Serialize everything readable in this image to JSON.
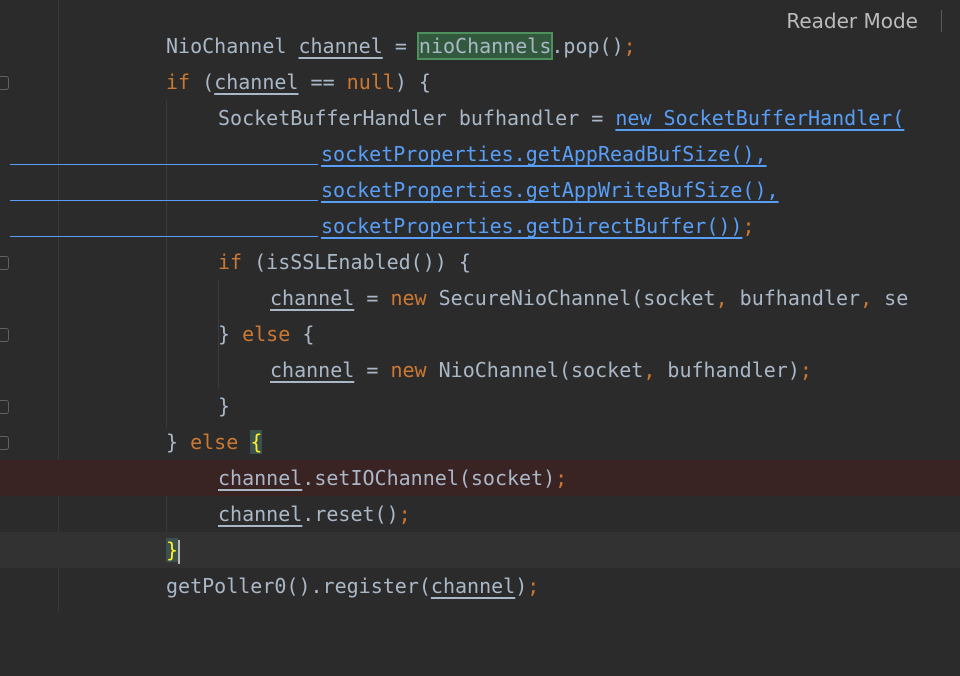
{
  "reader_mode": {
    "label": "Reader Mode"
  },
  "code": {
    "l1": {
      "type": "NioChannel",
      "var": "channel",
      "eq": "=",
      "sel": "nioChannels",
      "rest": ".pop()",
      "semi": ";"
    },
    "l2": {
      "kw": "if",
      "open": "(",
      "var": "channel",
      "op": "==",
      "null": "null",
      "close": ") {"
    },
    "l3": {
      "type": "SocketBufferHandler bufhandler =",
      "new": "new",
      "ctor": "SocketBufferHandler("
    },
    "l4": {
      "call": "socketProperties.getAppReadBufSize()",
      "comma": ","
    },
    "l5": {
      "call": "socketProperties.getAppWriteBufSize()",
      "comma": ","
    },
    "l6": {
      "call": "socketProperties.getDirectBuffer())",
      "semi": ";"
    },
    "l7": {
      "kw": "if",
      "rest": "(isSSLEnabled()) {"
    },
    "l8": {
      "var": "channel",
      "eq": "=",
      "new": "new",
      "rest1": "SecureNioChannel(socket",
      "c1": ",",
      "rest2": "bufhandler",
      "c2": ",",
      "rest3": "se"
    },
    "l9": {
      "close": "}",
      "kw": "else",
      "open": "{"
    },
    "l10": {
      "var": "channel",
      "eq": "=",
      "new": "new",
      "rest1": "NioChannel(socket",
      "c1": ",",
      "rest2": "bufhandler)",
      "semi": ";"
    },
    "l11": {
      "close": "}"
    },
    "l12": {
      "close": "}",
      "kw": "else",
      "open": "{"
    },
    "l13": {
      "var": "channel",
      "rest": ".setIOChannel(socket)",
      "semi": ";"
    },
    "l14": {
      "var": "channel",
      "rest": ".reset()",
      "semi": ";"
    },
    "l15": {
      "close": "}"
    },
    "l16": {
      "rest1": "getPoller0().register(",
      "var": "channel",
      "rest2": ")",
      "semi": ";"
    }
  }
}
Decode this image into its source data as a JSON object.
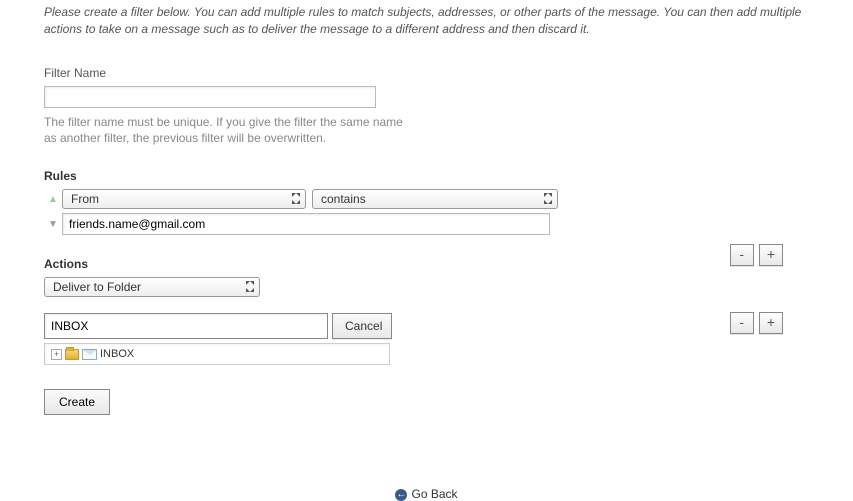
{
  "intro": "Please create a filter below. You can add multiple rules to match subjects, addresses, or other parts of the message. You can then add multiple actions to take on a message such as to deliver the message to a different address and then discard it.",
  "filterName": {
    "label": "Filter Name",
    "value": "",
    "help": "The filter name must be unique. If you give the filter the same name as another filter, the previous filter will be overwritten."
  },
  "rules": {
    "title": "Rules",
    "field": "From",
    "condition": "contains",
    "value": "friends.name@gmail.com"
  },
  "actions": {
    "title": "Actions",
    "action": "Deliver to Folder",
    "folderValue": "INBOX",
    "cancelLabel": "Cancel",
    "treeLabel": "INBOX"
  },
  "buttons": {
    "minus": "-",
    "plus": "+",
    "create": "Create",
    "goback": "Go Back",
    "expand": "+"
  }
}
- - - - - - -
Repeat the listing above exactly, with no pictures.

Exercise result:
Serialize everything readable in this image to JSON.
{
  "reader_mode": {
    "label": "Reader Mode"
  },
  "code": {
    "l1": {
      "type": "NioChannel",
      "var": "channel",
      "eq": "=",
      "sel": "nioChannels",
      "rest": ".pop()",
      "semi": ";"
    },
    "l2": {
      "kw": "if",
      "open": "(",
      "var": "channel",
      "op": "==",
      "null": "null",
      "close": ") {"
    },
    "l3": {
      "type": "SocketBufferHandler bufhandler =",
      "new": "new",
      "ctor": "SocketBufferHandler("
    },
    "l4": {
      "call": "socketProperties.getAppReadBufSize()",
      "comma": ","
    },
    "l5": {
      "call": "socketProperties.getAppWriteBufSize()",
      "comma": ","
    },
    "l6": {
      "call": "socketProperties.getDirectBuffer())",
      "semi": ";"
    },
    "l7": {
      "kw": "if",
      "rest": "(isSSLEnabled()) {"
    },
    "l8": {
      "var": "channel",
      "eq": "=",
      "new": "new",
      "rest1": "SecureNioChannel(socket",
      "c1": ",",
      "rest2": "bufhandler",
      "c2": ",",
      "rest3": "se"
    },
    "l9": {
      "close": "}",
      "kw": "else",
      "open": "{"
    },
    "l10": {
      "var": "channel",
      "eq": "=",
      "new": "new",
      "rest1": "NioChannel(socket",
      "c1": ",",
      "rest2": "bufhandler)",
      "semi": ";"
    },
    "l11": {
      "close": "}"
    },
    "l12": {
      "close": "}",
      "kw": "else",
      "open": "{"
    },
    "l13": {
      "var": "channel",
      "rest": ".setIOChannel(socket)",
      "semi": ";"
    },
    "l14": {
      "var": "channel",
      "rest": ".reset()",
      "semi": ";"
    },
    "l15": {
      "close": "}"
    },
    "l16": {
      "rest1": "getPoller0().register(",
      "var": "channel",
      "rest2": ")",
      "semi": ";"
    }
  }
}
Decode this image into its source data as a JSON object.
{
  "intro": "Please create a filter below. You can add multiple rules to match subjects, addresses, or other parts of the message. You can then add multiple actions to take on a message such as to deliver the message to a different address and then discard it.",
  "filterName": {
    "label": "Filter Name",
    "value": "",
    "help": "The filter name must be unique. If you give the filter the same name as another filter, the previous filter will be overwritten."
  },
  "rules": {
    "title": "Rules",
    "field": "From",
    "condition": "contains",
    "value": "friends.name@gmail.com"
  },
  "actions": {
    "title": "Actions",
    "action": "Deliver to Folder",
    "folderValue": "INBOX",
    "cancelLabel": "Cancel",
    "treeLabel": "INBOX"
  },
  "buttons": {
    "minus": "-",
    "plus": "+",
    "create": "Create",
    "goback": "Go Back",
    "expand": "+"
  }
}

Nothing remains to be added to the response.